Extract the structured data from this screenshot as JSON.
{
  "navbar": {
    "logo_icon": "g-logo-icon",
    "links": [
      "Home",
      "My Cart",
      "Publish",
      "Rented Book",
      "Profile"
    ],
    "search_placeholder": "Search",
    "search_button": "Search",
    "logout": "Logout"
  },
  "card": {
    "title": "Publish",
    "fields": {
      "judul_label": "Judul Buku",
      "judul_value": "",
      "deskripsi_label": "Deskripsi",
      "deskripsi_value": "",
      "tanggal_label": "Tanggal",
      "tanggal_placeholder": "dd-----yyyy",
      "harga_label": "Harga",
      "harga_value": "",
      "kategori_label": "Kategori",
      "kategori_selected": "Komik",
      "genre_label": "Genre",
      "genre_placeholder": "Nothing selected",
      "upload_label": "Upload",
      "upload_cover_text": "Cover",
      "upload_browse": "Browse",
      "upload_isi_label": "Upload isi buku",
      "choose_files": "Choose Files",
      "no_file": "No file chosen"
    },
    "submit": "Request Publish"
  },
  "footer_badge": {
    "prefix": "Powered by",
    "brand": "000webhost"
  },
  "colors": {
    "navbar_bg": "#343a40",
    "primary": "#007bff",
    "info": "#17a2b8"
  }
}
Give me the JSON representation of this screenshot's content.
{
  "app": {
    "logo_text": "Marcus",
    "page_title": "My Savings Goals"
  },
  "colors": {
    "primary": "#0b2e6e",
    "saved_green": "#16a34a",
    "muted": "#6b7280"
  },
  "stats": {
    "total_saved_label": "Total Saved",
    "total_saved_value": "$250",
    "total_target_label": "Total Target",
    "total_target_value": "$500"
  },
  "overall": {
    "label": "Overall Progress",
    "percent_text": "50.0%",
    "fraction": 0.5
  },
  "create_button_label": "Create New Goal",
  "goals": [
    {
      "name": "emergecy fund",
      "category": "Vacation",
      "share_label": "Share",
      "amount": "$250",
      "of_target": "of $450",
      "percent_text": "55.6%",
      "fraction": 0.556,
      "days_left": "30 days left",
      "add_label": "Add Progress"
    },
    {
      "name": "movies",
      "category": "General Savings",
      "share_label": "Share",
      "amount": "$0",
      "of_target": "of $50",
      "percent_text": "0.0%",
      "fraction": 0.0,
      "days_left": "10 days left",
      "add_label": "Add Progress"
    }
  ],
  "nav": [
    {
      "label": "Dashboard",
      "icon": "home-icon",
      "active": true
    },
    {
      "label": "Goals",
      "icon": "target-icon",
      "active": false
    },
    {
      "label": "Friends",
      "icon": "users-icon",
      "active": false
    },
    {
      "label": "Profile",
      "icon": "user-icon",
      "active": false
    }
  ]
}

> **Stated exercise**
Quote every entry exactly.

> **Written solution**
Extract the structured data from this screenshot as JSON.
{
  "navbar": {
    "logo_icon": "g-logo-icon",
    "links": [
      "Home",
      "My Cart",
      "Publish",
      "Rented Book",
      "Profile"
    ],
    "search_placeholder": "Search",
    "search_button": "Search",
    "logout": "Logout"
  },
  "card": {
    "title": "Publish",
    "fields": {
      "judul_label": "Judul Buku",
      "judul_value": "",
      "deskripsi_label": "Deskripsi",
      "deskripsi_value": "",
      "tanggal_label": "Tanggal",
      "tanggal_placeholder": "dd-----yyyy",
      "harga_label": "Harga",
      "harga_value": "",
      "kategori_label": "Kategori",
      "kategori_selected": "Komik",
      "genre_label": "Genre",
      "genre_placeholder": "Nothing selected",
      "upload_label": "Upload",
      "upload_cover_text": "Cover",
      "upload_browse": "Browse",
      "upload_isi_label": "Upload isi buku",
      "choose_files": "Choose Files",
      "no_file": "No file chosen"
    },
    "submit": "Request Publish"
  },
  "footer_badge": {
    "prefix": "Powered by",
    "brand": "000webhost"
  },
  "colors": {
    "navbar_bg": "#343a40",
    "primary": "#007bff",
    "info": "#17a2b8"
  }
}
Give me the JSON representation of this screenshot's content.
{
  "app": {
    "logo_text": "Marcus",
    "page_title": "My Savings Goals"
  },
  "colors": {
    "primary": "#0b2e6e",
    "saved_green": "#16a34a",
    "muted": "#6b7280"
  },
  "stats": {
    "total_saved_label": "Total Saved",
    "total_saved_value": "$250",
    "total_target_label": "Total Target",
    "total_target_value": "$500"
  },
  "overall": {
    "label": "Overall Progress",
    "percent_text": "50.0%",
    "fraction": 0.5
  },
  "create_button_label": "Create New Goal",
  "goals": [
    {
      "name": "emergecy fund",
      "category": "Vacation",
      "share_label": "Share",
      "amount": "$250",
      "of_target": "of $450",
      "percent_text": "55.6%",
      "fraction": 0.556,
      "days_left": "30 days left",
      "add_label": "Add Progress"
    },
    {
      "name": "movies",
      "category": "General Savings",
      "share_label": "Share",
      "amount": "$0",
      "of_target": "of $50",
      "percent_text": "0.0%",
      "fraction": 0.0,
      "days_left": "10 days left",
      "add_label": "Add Progress"
    }
  ],
  "nav": [
    {
      "label": "Dashboard",
      "icon": "home-icon",
      "active": true
    },
    {
      "label": "Goals",
      "icon": "target-icon",
      "active": false
    },
    {
      "label": "Friends",
      "icon": "users-icon",
      "active": false
    },
    {
      "label": "Profile",
      "icon": "user-icon",
      "active": false
    }
  ]
}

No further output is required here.